↓↓↓
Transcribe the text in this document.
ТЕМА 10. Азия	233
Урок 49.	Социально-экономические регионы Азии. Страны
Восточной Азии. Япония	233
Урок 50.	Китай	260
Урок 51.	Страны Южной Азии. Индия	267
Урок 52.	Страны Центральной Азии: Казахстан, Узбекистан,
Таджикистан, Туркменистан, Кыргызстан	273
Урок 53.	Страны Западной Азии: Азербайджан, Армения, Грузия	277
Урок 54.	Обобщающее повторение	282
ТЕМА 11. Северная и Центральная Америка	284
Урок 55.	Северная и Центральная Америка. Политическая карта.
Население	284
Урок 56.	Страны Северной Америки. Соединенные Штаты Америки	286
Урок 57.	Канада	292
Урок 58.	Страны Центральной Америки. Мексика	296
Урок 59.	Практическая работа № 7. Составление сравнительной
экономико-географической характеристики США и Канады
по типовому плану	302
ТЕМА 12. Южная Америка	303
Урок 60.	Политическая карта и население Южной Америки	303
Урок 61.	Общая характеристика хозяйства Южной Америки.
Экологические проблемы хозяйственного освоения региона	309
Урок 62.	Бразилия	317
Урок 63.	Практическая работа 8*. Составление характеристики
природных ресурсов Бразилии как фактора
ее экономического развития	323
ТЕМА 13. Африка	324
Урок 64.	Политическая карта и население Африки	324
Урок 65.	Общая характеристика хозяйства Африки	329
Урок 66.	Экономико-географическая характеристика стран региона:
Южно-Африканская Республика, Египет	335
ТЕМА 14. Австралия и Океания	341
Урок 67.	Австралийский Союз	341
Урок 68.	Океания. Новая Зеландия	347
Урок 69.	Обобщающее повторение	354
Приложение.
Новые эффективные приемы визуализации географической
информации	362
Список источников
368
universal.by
↑↑↑
__What needs to be done__:
Copy every record exactly as presented.

__Final result__:
Transcribe the text in this document.
ТЕМА 10. Азия	233
Урок 49.	Социально-экономические регионы Азии. Страны
Восточной Азии. Япония	233
Урок 50.	Китай	260
Урок 51.	Страны Южной Азии. Индия	267
Урок 52.	Страны Центральной Азии: Казахстан, Узбекистан,
Таджикистан, Туркменистан, Кыргызстан	273
Урок 53.	Страны Западной Азии: Азербайджан, Армения, Грузия	277
Урок 54.	Обобщающее повторение	282
ТЕМА 11. Северная и Центральная Америка	284
Урок 55.	Северная и Центральная Америка. Политическая карта.
Население	284
Урок 56.	Страны Северной Америки. Соединенные Штаты Америки	286
Урок 57.	Канада	292
Урок 58.	Страны Центральной Америки. Мексика	296
Урок 59.	Практическая работа № 7. Составление сравнительной
экономико-географической характеристики США и Канады
по типовому плану	302
ТЕМА 12. Южная Америка	303
Урок 60.	Политическая карта и население Южной Америки	303
Урок 61.	Общая характеристика хозяйства Южной Америки.
Экологические проблемы хозяйственного освоения региона	309
Урок 62.	Бразилия	317
Урок 63.	Практическая работа 8*. Составление характеристики
природных ресурсов Бразилии как фактора
ее экономического развития	323
ТЕМА 13. Африка	324
Урок 64.	Политическая карта и население Африки	324
Урок 65.	Общая характеристика хозяйства Африки	329
Урок 66.	Экономико-географическая характеристика стран региона:
Южно-Африканская Республика, Египет	335
ТЕМА 14. Австралия и Океания	341
Урок 67.	Австралийский Союз	341
Урок 68.	Океания. Новая Зеландия	347
Урок 69.	Обобщающее повторение	354
Приложение.
Новые эффективные приемы визуализации географической
информации	362
Список источников
368
universal.by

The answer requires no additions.